**Aim of the task**
Copy out each line of the data holding "name".

#### Material supplied

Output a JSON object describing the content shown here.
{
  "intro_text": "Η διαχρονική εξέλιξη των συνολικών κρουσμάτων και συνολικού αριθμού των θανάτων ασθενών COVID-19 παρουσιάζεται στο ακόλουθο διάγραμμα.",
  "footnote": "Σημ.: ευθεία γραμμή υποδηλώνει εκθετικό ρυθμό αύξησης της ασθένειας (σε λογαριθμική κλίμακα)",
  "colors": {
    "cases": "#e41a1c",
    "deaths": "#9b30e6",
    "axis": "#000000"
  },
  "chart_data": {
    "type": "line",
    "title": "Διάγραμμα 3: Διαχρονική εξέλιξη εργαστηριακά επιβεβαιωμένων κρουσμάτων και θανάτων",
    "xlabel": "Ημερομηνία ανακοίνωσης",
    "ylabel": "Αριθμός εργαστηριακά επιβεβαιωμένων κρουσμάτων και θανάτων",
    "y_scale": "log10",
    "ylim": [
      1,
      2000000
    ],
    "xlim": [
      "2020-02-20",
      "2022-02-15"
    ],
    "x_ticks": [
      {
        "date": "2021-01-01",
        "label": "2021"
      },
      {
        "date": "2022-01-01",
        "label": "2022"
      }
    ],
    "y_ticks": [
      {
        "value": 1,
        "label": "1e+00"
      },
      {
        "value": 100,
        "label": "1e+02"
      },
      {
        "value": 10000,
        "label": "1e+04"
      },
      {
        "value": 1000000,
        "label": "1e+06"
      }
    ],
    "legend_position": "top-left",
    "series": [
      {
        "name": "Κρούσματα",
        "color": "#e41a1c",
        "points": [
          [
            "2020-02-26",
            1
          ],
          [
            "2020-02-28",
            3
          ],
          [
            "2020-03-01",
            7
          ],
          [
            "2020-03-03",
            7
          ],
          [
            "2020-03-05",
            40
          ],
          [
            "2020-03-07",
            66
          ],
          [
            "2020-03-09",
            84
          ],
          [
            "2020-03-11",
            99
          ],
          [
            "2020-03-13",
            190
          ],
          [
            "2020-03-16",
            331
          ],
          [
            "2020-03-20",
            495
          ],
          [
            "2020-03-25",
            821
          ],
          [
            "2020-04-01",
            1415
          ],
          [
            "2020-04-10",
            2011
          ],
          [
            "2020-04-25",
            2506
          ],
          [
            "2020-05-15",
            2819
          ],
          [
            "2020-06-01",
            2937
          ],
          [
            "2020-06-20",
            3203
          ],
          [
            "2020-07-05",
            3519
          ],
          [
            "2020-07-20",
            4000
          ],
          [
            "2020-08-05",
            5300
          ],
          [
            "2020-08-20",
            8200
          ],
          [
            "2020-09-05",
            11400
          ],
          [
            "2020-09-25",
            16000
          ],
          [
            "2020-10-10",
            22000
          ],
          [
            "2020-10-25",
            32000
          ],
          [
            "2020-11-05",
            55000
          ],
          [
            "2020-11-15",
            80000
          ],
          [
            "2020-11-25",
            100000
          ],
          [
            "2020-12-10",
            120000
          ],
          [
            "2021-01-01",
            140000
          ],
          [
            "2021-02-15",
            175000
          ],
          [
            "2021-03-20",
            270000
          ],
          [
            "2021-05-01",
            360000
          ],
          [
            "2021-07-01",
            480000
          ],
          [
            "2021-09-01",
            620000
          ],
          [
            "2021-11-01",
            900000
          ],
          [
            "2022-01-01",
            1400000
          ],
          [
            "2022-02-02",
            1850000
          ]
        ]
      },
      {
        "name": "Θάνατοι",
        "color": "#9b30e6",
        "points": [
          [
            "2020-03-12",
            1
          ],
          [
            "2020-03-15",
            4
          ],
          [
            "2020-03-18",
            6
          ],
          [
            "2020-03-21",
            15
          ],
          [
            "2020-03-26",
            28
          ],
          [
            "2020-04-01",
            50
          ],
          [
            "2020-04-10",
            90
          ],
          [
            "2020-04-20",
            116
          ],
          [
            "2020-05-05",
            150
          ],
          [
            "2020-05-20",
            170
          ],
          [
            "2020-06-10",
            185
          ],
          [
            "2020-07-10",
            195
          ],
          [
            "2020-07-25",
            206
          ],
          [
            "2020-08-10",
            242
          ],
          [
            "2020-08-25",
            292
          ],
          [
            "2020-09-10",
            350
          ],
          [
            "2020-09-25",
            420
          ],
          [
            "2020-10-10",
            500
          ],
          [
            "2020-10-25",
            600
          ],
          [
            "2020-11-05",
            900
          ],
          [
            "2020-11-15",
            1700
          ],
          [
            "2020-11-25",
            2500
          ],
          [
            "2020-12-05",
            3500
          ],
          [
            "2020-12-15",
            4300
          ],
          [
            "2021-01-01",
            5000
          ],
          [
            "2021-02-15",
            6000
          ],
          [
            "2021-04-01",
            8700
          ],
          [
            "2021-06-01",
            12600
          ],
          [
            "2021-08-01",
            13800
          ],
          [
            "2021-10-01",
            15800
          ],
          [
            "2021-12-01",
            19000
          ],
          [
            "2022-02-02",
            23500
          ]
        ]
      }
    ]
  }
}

########
#### Material supplied

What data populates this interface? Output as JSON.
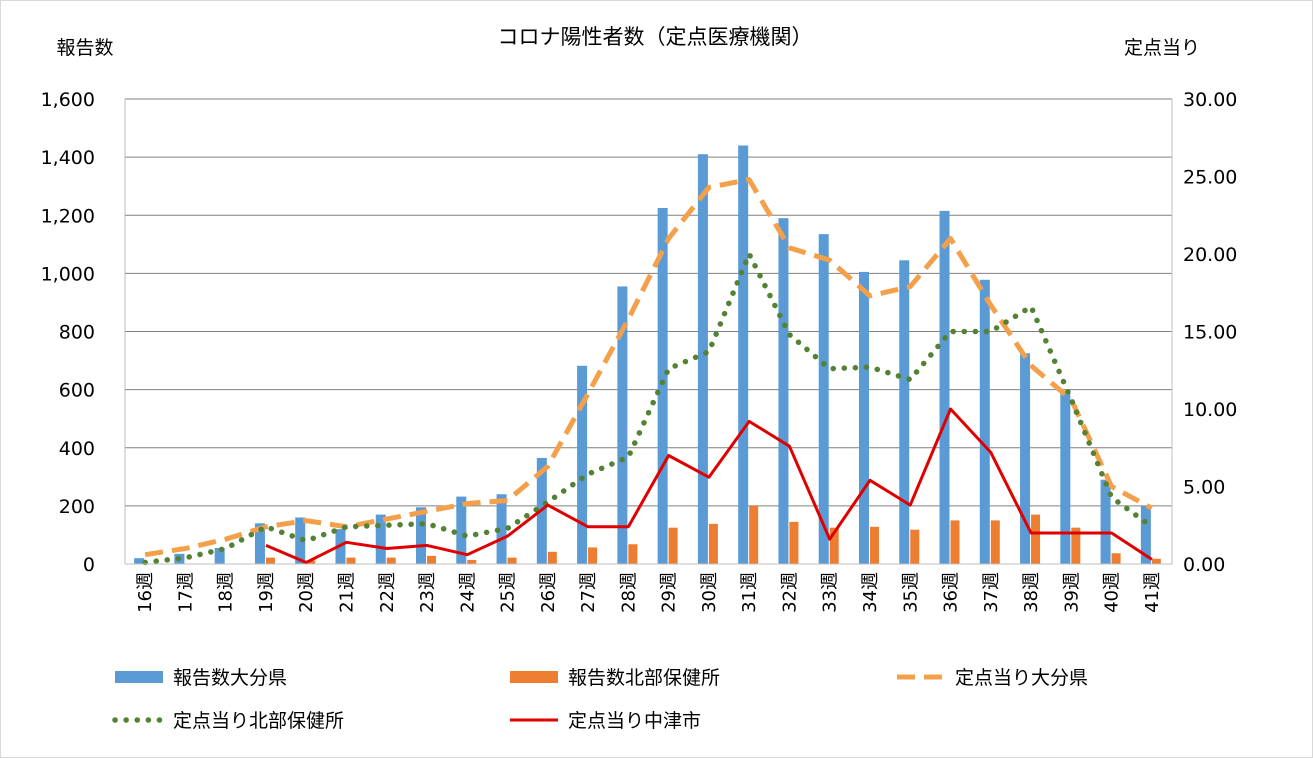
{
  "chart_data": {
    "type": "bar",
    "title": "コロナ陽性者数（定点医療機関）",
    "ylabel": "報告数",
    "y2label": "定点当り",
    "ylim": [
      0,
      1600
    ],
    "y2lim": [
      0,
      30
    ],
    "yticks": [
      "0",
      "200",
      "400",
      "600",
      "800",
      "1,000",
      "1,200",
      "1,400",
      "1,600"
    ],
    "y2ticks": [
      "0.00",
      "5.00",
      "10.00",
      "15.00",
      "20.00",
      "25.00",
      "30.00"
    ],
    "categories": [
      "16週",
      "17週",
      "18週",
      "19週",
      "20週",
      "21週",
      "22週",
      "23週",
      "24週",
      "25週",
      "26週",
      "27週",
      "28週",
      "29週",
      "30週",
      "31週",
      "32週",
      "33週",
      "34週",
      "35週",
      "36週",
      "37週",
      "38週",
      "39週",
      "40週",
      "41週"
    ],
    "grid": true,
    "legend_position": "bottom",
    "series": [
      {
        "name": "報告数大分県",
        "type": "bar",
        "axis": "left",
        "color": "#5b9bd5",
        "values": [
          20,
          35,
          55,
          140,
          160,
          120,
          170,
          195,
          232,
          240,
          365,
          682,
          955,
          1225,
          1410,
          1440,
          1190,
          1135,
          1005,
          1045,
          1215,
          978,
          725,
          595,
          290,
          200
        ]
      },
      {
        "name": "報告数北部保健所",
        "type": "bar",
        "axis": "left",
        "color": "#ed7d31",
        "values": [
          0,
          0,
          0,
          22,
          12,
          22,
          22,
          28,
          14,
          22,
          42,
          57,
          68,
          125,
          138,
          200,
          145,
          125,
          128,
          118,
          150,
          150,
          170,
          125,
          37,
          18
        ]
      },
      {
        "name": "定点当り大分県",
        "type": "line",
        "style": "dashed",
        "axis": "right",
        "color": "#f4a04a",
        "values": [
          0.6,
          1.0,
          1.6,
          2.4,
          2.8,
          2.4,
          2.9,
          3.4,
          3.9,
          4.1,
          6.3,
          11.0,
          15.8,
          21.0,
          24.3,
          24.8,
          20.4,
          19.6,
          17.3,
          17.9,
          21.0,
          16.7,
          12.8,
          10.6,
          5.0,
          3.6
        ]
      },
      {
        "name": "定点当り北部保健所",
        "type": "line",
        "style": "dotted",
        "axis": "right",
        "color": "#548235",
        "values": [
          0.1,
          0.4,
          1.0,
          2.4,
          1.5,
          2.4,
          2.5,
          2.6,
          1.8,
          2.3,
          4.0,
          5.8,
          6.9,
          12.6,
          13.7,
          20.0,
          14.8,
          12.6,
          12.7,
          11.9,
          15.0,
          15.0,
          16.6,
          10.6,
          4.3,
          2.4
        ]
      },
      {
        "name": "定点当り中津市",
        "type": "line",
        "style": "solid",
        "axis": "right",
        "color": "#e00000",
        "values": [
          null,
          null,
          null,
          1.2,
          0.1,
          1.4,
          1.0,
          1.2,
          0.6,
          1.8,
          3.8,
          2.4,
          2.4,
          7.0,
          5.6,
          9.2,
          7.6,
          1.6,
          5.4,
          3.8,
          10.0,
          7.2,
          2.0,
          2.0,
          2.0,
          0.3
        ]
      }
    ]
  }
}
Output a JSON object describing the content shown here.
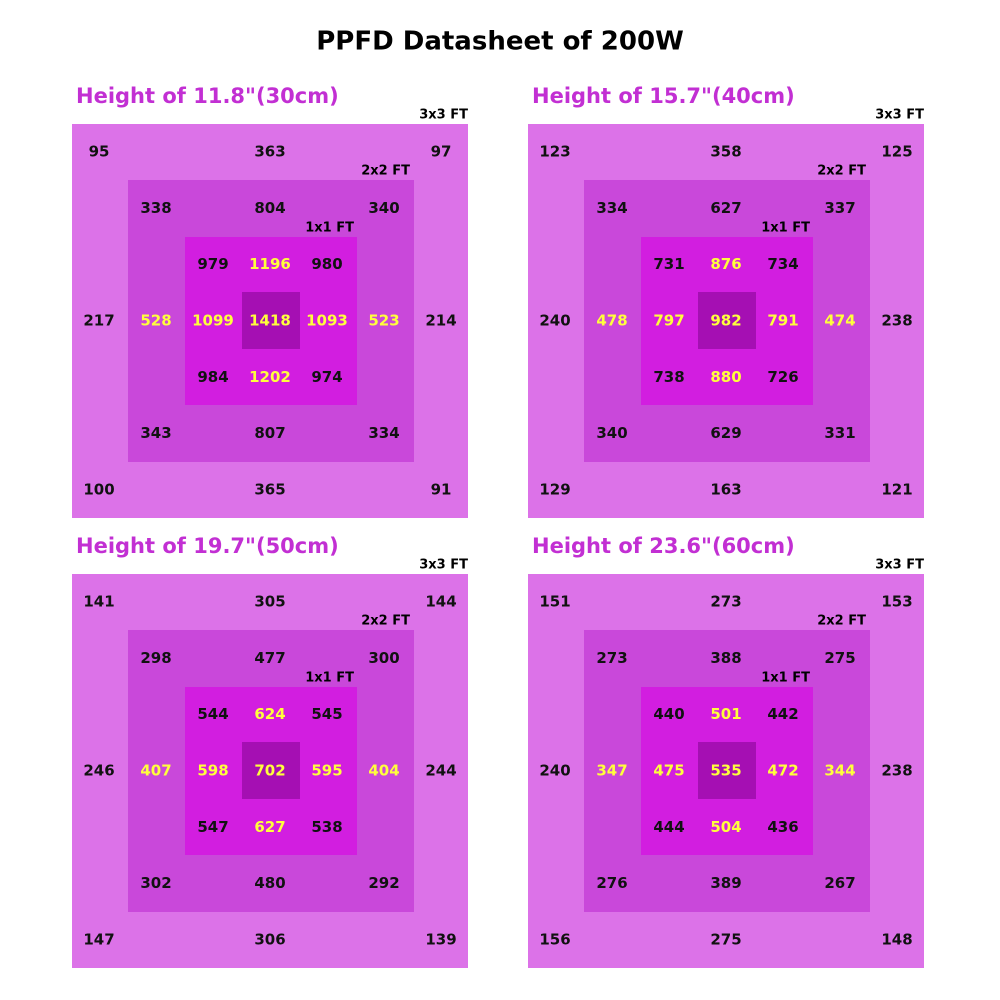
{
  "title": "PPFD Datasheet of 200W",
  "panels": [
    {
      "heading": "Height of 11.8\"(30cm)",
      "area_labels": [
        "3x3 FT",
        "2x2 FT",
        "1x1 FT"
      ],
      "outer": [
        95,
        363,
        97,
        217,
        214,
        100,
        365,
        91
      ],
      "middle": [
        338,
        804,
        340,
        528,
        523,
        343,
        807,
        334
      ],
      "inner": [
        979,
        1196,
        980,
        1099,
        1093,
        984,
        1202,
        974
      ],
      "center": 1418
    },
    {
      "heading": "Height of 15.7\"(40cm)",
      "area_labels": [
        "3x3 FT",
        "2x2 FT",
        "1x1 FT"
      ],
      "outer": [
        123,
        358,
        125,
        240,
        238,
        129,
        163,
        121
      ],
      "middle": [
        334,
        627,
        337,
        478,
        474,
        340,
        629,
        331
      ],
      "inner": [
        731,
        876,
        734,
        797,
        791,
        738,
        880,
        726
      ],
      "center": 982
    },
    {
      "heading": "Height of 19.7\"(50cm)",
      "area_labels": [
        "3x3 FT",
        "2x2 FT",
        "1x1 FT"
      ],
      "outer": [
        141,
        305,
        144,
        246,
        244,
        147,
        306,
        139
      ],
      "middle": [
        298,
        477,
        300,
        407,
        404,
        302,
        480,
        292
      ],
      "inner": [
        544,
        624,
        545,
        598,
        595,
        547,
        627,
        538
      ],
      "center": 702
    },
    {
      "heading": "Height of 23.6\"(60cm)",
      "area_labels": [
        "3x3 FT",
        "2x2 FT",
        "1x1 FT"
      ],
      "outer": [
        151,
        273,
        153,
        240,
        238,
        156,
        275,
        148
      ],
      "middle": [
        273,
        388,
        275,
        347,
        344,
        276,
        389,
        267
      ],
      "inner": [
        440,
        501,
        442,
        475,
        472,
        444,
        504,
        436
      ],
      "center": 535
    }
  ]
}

########
#### Material supplied

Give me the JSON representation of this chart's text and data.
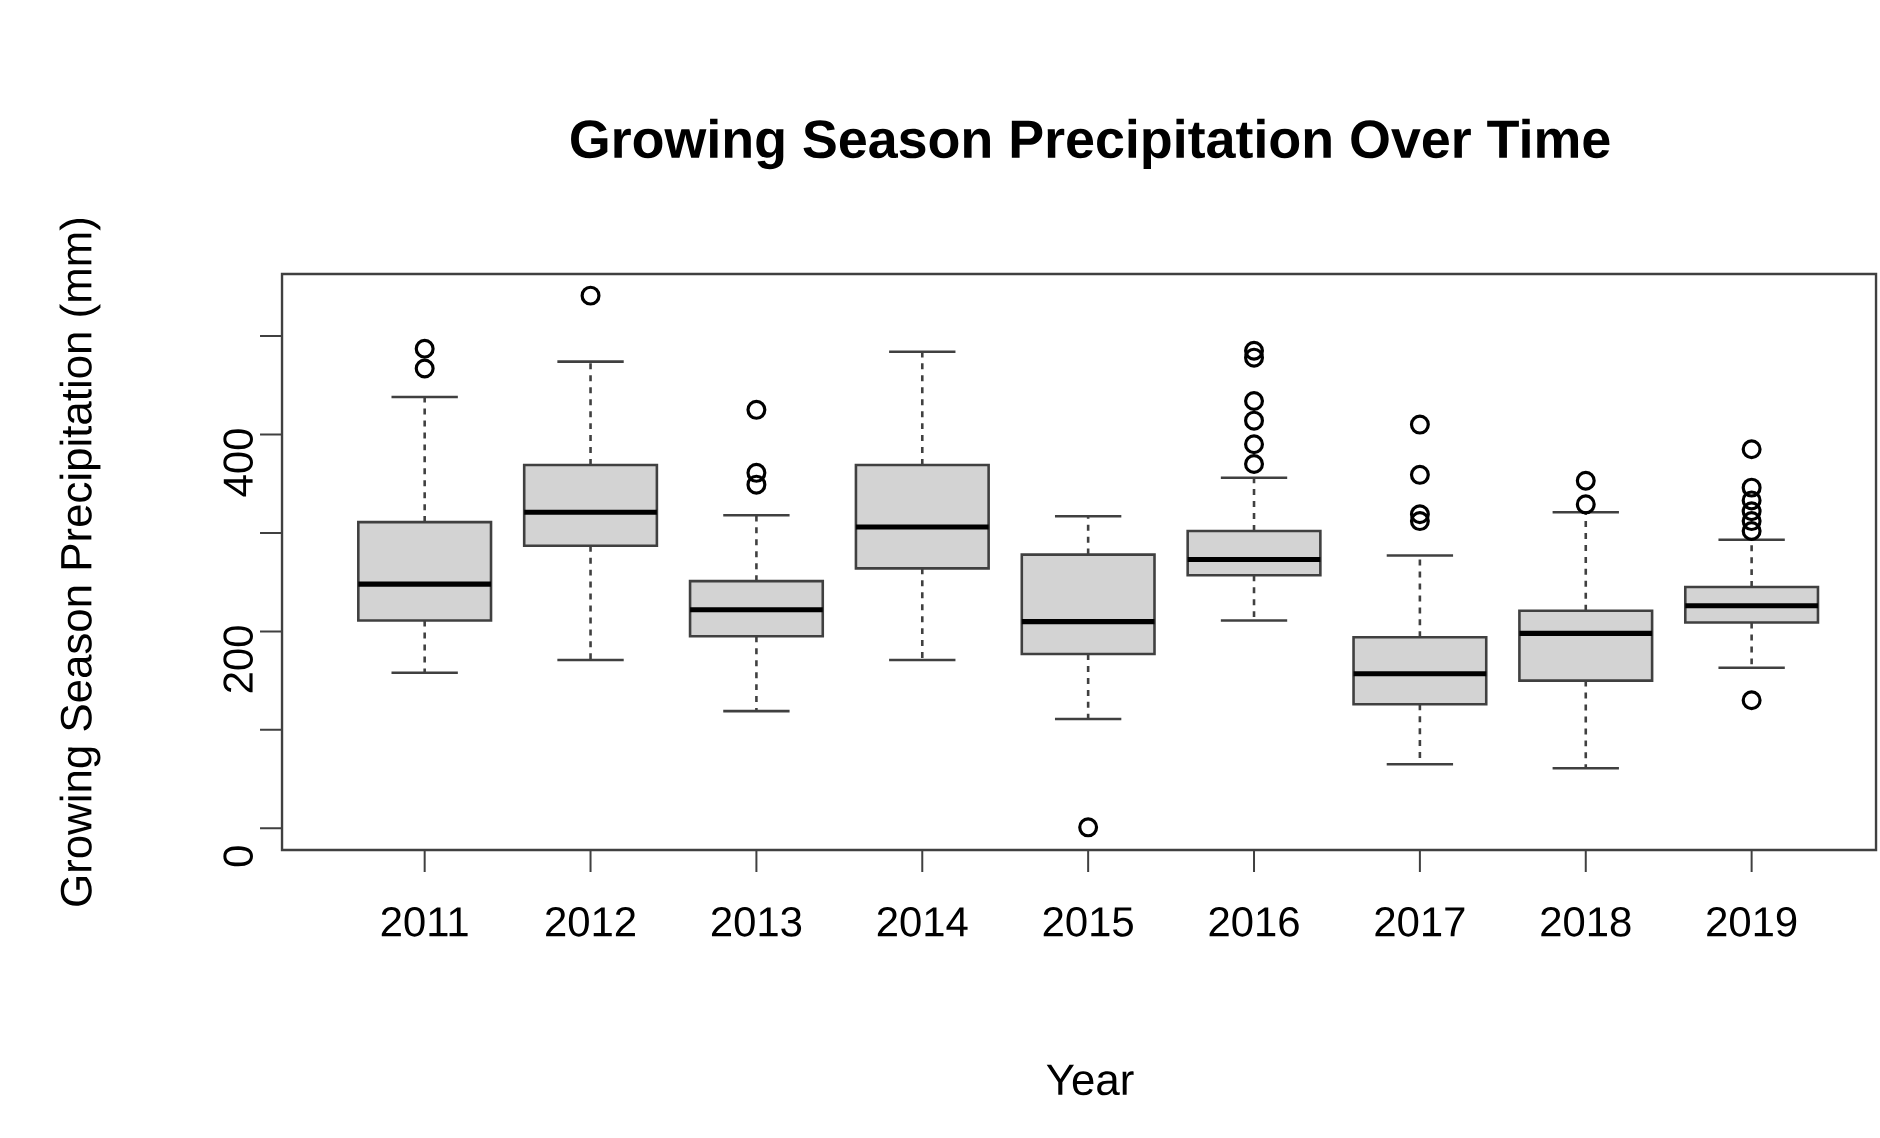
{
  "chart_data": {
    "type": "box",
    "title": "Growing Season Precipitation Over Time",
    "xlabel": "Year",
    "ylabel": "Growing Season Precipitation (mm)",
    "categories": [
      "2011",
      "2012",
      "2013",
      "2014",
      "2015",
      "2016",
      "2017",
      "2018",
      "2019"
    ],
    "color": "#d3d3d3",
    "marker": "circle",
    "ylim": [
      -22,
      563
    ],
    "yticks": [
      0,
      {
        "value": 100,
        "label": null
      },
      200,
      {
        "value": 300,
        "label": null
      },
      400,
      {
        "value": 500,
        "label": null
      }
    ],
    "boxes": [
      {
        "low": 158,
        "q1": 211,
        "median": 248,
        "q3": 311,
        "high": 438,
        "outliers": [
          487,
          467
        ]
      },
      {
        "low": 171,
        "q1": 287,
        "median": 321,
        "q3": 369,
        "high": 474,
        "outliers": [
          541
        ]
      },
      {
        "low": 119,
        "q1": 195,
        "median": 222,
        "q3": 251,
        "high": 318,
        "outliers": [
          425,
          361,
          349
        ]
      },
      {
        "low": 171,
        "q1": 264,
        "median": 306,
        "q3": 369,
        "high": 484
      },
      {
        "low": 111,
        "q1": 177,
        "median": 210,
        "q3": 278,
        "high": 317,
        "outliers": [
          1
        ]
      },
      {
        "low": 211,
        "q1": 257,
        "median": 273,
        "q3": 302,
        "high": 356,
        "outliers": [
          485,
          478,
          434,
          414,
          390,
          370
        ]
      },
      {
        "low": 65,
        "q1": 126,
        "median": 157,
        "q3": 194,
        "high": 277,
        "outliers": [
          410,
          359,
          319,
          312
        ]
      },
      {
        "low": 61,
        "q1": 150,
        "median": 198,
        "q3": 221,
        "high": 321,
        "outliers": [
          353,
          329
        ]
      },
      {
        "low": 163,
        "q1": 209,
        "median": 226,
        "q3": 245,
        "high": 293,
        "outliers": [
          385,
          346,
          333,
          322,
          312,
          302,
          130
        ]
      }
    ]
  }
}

########

**Exercise output**
        "name": "Κρούσματα",
        "name": "Θάνατοι",
        "name": "報告数大分県",
        "name": "報告数北部保健所",
        "name": "定点当り大分県",
        "name": "定点当り北部保健所",
        "name": "定点当り中津市",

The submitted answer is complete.